Copy the lines of the material verbatim, beginning at the first line and continuing through the line containing "table-row [80,1178,725,1208]".

── Dataset rows

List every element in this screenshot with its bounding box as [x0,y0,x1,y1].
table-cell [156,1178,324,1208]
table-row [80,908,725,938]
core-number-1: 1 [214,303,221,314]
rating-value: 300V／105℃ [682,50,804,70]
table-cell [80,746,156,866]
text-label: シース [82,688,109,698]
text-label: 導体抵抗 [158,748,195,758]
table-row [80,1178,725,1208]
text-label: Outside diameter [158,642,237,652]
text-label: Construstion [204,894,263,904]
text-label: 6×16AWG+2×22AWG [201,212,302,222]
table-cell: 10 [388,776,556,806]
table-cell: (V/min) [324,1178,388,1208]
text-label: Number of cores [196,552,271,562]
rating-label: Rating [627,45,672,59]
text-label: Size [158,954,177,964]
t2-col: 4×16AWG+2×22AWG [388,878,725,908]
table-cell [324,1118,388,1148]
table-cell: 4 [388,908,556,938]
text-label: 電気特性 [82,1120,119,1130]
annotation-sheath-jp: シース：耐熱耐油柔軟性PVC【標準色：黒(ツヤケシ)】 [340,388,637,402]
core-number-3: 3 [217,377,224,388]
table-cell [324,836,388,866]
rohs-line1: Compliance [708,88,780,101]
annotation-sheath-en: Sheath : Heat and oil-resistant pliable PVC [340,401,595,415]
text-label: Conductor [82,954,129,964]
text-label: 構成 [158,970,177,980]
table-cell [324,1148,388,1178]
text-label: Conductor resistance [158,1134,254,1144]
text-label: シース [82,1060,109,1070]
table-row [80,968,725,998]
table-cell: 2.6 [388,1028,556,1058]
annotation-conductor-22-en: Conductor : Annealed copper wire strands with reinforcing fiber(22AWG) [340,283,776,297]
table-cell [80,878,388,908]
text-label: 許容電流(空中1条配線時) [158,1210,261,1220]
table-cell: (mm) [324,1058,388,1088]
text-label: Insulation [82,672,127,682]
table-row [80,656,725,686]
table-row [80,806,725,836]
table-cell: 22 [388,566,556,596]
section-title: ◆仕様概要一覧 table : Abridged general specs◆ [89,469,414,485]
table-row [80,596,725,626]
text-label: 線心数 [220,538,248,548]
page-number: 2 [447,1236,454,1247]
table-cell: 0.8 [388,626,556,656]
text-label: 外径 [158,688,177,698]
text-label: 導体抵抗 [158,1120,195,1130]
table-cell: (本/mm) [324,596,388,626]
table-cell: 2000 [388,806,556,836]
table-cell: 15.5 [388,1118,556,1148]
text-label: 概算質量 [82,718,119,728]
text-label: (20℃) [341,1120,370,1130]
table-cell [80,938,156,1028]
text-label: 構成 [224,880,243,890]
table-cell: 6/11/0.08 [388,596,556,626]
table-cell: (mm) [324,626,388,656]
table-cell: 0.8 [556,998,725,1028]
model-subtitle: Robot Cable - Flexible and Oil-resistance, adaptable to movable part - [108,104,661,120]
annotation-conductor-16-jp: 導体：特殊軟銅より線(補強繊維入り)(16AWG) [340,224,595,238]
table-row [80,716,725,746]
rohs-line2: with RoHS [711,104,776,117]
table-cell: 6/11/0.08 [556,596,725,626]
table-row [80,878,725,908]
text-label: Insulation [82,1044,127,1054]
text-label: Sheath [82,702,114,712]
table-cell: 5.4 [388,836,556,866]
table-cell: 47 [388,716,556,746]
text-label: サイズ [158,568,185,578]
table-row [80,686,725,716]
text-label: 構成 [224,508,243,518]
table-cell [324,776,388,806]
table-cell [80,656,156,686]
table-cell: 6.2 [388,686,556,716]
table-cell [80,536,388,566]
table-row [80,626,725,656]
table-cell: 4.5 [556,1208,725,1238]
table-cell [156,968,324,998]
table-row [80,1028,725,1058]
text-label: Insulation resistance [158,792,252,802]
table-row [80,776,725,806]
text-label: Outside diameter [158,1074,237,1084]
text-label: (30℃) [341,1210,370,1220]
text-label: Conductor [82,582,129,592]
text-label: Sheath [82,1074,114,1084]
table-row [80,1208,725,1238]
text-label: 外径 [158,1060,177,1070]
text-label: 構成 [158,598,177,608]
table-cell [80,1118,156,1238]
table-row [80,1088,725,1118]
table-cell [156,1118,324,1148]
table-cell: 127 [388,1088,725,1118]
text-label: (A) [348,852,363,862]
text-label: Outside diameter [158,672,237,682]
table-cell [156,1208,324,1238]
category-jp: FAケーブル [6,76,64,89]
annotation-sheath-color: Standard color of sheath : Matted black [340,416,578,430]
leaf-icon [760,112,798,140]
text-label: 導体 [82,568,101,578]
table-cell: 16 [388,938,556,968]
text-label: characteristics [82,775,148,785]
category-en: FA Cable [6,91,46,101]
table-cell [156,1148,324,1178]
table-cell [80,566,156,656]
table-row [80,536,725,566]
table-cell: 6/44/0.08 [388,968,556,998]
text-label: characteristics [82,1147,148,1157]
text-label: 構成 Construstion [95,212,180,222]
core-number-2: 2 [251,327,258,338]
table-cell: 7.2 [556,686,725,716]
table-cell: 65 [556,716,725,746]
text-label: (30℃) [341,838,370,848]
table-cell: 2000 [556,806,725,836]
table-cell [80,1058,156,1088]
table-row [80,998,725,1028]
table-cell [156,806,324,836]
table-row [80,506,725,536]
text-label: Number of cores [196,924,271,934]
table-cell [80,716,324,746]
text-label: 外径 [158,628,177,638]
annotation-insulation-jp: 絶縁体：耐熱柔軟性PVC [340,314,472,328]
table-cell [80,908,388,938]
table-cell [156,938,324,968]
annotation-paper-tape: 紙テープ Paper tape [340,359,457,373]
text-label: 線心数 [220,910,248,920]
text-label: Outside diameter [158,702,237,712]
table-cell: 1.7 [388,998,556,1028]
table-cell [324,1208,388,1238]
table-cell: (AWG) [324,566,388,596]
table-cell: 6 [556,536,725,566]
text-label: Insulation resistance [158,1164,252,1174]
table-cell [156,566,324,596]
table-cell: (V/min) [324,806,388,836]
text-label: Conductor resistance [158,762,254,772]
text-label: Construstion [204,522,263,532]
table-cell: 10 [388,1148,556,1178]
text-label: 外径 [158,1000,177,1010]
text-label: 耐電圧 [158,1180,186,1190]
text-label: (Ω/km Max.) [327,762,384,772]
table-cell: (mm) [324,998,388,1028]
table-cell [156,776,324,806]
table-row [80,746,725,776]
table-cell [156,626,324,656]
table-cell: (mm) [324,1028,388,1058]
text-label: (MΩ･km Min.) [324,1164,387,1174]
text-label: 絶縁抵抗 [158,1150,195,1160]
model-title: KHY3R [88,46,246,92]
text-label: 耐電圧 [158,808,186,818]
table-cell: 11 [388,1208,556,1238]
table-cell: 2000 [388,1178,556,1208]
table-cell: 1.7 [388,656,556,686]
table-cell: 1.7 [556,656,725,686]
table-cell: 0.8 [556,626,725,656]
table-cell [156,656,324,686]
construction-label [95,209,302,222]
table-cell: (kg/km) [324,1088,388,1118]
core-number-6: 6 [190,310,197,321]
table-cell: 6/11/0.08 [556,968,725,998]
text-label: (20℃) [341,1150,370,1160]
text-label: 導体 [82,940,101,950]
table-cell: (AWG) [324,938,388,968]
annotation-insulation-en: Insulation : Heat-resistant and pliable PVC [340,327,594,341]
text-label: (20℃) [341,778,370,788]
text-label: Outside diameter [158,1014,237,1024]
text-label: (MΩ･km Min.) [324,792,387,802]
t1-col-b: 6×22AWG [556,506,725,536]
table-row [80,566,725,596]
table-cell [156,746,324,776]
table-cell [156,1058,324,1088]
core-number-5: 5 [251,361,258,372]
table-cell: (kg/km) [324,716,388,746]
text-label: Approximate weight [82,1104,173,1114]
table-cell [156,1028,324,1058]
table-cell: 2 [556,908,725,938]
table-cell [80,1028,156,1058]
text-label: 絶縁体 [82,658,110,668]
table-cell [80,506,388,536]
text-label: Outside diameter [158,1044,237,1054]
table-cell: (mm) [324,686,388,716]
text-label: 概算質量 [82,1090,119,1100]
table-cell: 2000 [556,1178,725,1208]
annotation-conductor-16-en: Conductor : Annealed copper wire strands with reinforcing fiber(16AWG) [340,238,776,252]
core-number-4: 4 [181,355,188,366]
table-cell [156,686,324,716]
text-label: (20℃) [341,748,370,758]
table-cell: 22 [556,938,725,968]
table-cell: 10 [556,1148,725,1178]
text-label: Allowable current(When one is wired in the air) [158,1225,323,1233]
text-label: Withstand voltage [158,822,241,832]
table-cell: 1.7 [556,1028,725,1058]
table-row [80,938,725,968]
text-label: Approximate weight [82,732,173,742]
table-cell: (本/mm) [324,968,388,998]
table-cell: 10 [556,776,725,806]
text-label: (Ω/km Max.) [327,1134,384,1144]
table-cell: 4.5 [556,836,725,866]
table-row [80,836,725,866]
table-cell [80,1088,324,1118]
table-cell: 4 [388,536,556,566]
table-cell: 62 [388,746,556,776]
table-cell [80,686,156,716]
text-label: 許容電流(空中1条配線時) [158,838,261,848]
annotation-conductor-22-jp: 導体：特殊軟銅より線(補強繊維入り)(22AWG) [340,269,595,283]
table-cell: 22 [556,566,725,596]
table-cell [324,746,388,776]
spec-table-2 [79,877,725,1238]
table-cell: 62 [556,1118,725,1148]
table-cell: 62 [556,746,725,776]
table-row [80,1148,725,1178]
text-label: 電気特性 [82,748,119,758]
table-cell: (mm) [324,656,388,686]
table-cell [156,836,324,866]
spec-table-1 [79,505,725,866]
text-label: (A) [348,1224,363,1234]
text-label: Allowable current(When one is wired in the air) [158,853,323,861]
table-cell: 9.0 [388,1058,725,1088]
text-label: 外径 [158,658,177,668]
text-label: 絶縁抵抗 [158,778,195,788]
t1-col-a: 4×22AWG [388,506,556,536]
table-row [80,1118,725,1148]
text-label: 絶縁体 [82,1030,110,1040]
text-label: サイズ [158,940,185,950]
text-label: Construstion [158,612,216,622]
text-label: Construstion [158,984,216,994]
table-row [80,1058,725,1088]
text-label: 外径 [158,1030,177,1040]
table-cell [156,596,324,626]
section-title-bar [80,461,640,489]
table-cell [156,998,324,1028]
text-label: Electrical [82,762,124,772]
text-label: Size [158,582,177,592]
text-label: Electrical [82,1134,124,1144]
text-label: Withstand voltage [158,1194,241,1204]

────

Result:
List every element in this screenshot with its bounding box as [x0,y0,x1,y1].
table-cell [156,1178,324,1208]
table-row [80,908,725,938]
core-number-1: 1 [214,303,221,314]
rating-value: 300V／105℃ [682,50,804,70]
table-cell [80,746,156,866]
text-label: シース [82,688,109,698]
text-label: 導体抵抗 [158,748,195,758]
table-row [80,1178,725,1208]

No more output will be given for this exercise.